>> Start

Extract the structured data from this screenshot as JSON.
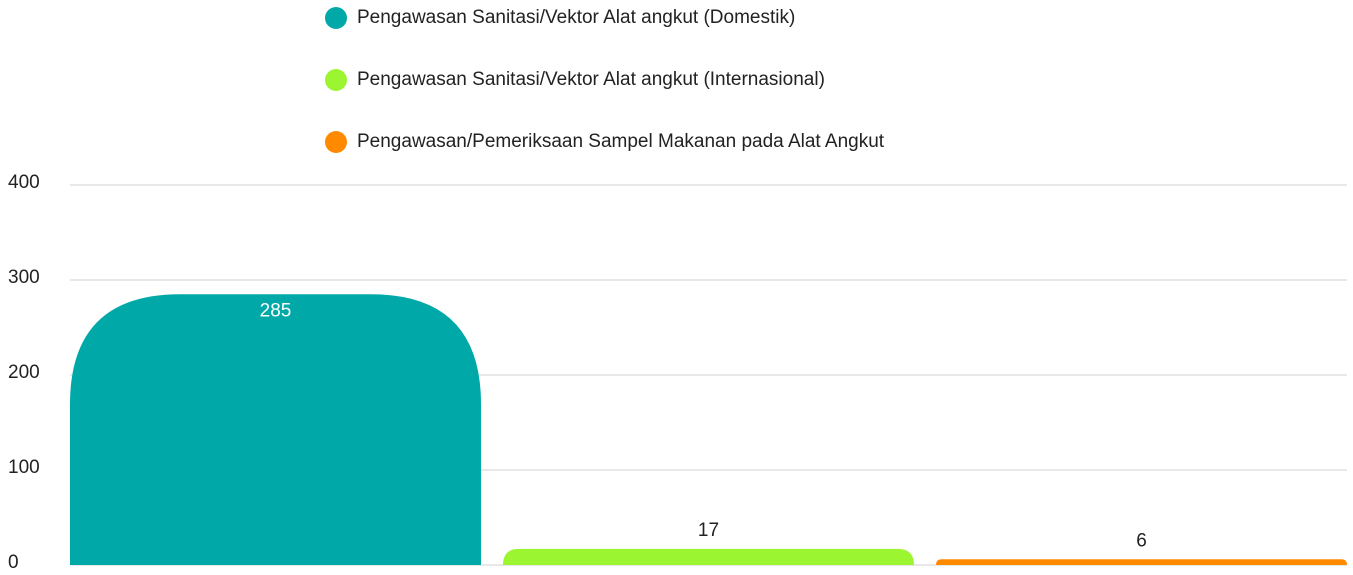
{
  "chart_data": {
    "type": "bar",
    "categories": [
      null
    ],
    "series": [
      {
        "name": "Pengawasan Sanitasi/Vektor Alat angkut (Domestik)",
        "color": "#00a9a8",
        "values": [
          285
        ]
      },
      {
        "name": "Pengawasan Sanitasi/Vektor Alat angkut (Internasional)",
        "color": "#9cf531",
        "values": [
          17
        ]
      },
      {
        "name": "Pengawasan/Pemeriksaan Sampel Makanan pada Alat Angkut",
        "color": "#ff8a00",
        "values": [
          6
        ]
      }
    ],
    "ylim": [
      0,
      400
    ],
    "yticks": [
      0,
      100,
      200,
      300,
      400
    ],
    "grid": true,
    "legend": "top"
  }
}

>> End

● **Work instructions**
Reproduce the entries above word for word. Pictures stay out.

● **Full response**
Extract the structured data from this screenshot as JSON.
{
  "chart_data": {
    "type": "bar",
    "categories": [
      null
    ],
    "series": [
      {
        "name": "Pengawasan Sanitasi/Vektor Alat angkut (Domestik)",
        "color": "#00a9a8",
        "values": [
          285
        ]
      },
      {
        "name": "Pengawasan Sanitasi/Vektor Alat angkut (Internasional)",
        "color": "#9cf531",
        "values": [
          17
        ]
      },
      {
        "name": "Pengawasan/Pemeriksaan Sampel Makanan pada Alat Angkut",
        "color": "#ff8a00",
        "values": [
          6
        ]
      }
    ],
    "ylim": [
      0,
      400
    ],
    "yticks": [
      0,
      100,
      200,
      300,
      400
    ],
    "grid": true,
    "legend": "top"
  }
}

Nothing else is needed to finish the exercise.